PARTS OF THE EXERCISE
A. Answer these questions from the headlight thread:
(i) What does 72SuperDude say has already been done to the headlights?
(ii) What kind of headlights does VWJetta27 say to get instead of stock housings?
(iii) According to JCJetta, what happens when the drivers with HIDs in stock reflectors try to flash-to-pass back?
B. Print the stretch of the headlight thread from "Anyone have some" through "positive i can get.".

TEXT SECTION
_ _ _ _ _

# STOCK headlight mkIV Golf HID diy/info?



## 72SuperDude (Jun 26, 2006)

Im looking to pick up a set of HIDs and Im trying to do a little research on the install before I buy them. All I can seem to find in this forum and the MKIV forum is retro fitting and trouble shooting.

I just need some info and pics if possible, on installing HID into FACTORY housings without having to get levelers, oem HID kit, or pvc retrofitting.

:beer:


----------



## ko4 (Oct 28, 2010)

you arent using the stock housing... are you? :facepalm:


----------



## ko4 (Oct 28, 2010)

72SuperDude said:


> Im looking to pick up a set of HIDs and Im trying to do a little research on the install before I buy them. All I can seem to find in this forum and the MKIV forum is retro fitting and trouble shooting.
> 
> I just need some info and pics if possible, on installing HID into FACTORY housings without having to get levelers, oem HID kit, or pvc retrofitting.
> 
> :beer:


I found it, Do yourself a favor and joey mod them. Don't just slap a bunch of HID :bs: into the original housing. Not worth it.


----------



## 72SuperDude (Jun 26, 2006)

Yes, I was planning to use the stock housing, Is there a problem with that?

And Ive already joey modded them. Im wanting to change all the bulbs the way I want them before I put them back in as well as glass lenses.


----------



## 72SuperDude (Jun 26, 2006)

Anyone have some positive info?


----------



## VWJetta27 (Jan 30, 2009)

get headlights meant to run hid's as in ecodes or projectors, thats about as positive i can get. 
north american stock housings with hid = blinding other drivers


----------



## 72SuperDude (Jun 26, 2006)

Awesome, works for me. Thats all I wanted to know. Guess Ill pick up some Osram until I get some better housings.


----------



## zachass o2 (May 6, 2009)

:thumbup: to blinding other drivers!!!!! :laugh: i put hids in my american spec headlights and they look awesome compared to when they were in the ecodes :beer: :beer: :beer: :beer: :beer: :beer: < that 6pack is for all of you haters who dont like us people blinding you. yet you dont say anything about the people with lifted trucks that are more blinding then hids...... :banghead:


----------



## MechEngg (Jan 13, 2009)

zachass o2 said:


> :thumbup: to blinding other drivers!!!!! i put hids in my american spec headlights and they look awesome


Man you are definitely even worse than those guys with lifted trucks because you like blinding other drivers. :thumbdown:


----------



## PA-TDI (Feb 10, 2009)

All the drivers with HID's in stock reflector housings GTFO. I don't care that if you think they look "cool" or you think that you have much better light output than stock. Stop lying to yourself.


----------



## zachass o2 (May 6, 2009)

PA-TDI said:


> All the drivers with HID's in stock reflector housings GTFO. I don't care that if you think they look "cool" or you think that you have much better light output than stock. Stop lying to yourself.


if we didnt have better light output then how are we blinding other drivers :laugh: people like you make me :banghead:


----------



## PA-TDI (Feb 10, 2009)

The glare from your HIDs go everywhere, granted some of the light actually does make it to the road, but not much...


----------



## JCJetta (Jun 14, 2002)

It's fun - around here there are a lot of douchenozzles that have HIDs in both their stock halogen reflector headlights as well as their stock reflector fog lights. When I go to flash-to-pass them with my bi-xenons, they retaliate by trying the same thing - only to have all four lights go out at once. 

I know the reason why this happens - anyone else?


----------



## PA-TDI (Feb 10, 2009)

If you don't you don't know anything about lighting. haha. We should stop threadjacking his thread though.


----------

_ _ _ _ _

[Dataset records]
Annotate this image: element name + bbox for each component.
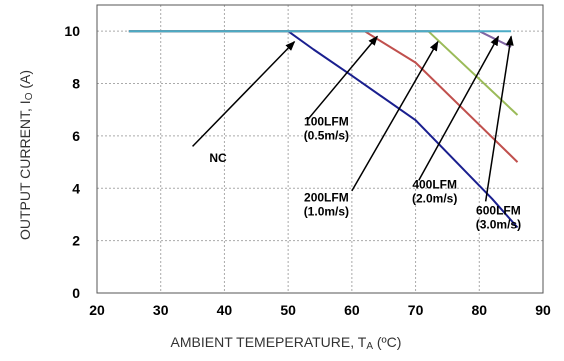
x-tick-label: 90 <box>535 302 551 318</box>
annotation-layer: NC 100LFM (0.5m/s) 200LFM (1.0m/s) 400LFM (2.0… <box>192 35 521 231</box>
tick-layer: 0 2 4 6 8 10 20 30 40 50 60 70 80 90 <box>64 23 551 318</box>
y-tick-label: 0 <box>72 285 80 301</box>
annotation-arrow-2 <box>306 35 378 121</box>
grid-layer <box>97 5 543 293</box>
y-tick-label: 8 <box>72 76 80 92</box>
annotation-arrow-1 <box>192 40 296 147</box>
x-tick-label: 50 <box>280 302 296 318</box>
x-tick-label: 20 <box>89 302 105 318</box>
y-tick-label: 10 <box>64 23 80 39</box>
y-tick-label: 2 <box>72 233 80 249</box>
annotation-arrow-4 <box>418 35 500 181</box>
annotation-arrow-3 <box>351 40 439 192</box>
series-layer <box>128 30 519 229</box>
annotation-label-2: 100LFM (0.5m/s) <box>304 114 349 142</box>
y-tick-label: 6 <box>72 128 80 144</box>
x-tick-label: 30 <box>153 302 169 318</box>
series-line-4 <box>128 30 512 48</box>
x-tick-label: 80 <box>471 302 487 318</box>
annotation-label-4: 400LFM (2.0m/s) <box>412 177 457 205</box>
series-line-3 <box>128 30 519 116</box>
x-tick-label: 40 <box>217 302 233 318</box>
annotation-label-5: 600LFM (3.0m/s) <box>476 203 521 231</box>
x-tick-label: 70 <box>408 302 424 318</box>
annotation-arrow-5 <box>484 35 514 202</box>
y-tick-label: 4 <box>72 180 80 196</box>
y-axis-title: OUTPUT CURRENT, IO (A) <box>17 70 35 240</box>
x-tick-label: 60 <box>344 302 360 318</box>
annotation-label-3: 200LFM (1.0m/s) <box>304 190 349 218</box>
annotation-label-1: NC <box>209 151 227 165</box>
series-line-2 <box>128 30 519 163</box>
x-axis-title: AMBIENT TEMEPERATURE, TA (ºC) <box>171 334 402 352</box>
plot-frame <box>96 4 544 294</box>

_ _ _ _ _

ANSWERS TO THE PROBLEMS
A.
(i) They have already been joey modded.
(ii) Headlights meant to run HIDs, such as ecodes or projectors.
(iii) All four lights go out at once.

B.
Anyone have some positive info?


----------



## VWJetta27 (Jan 30, 2009)

get headlights meant to run hid's as in ecodes or projectors, thats about as positive i can get.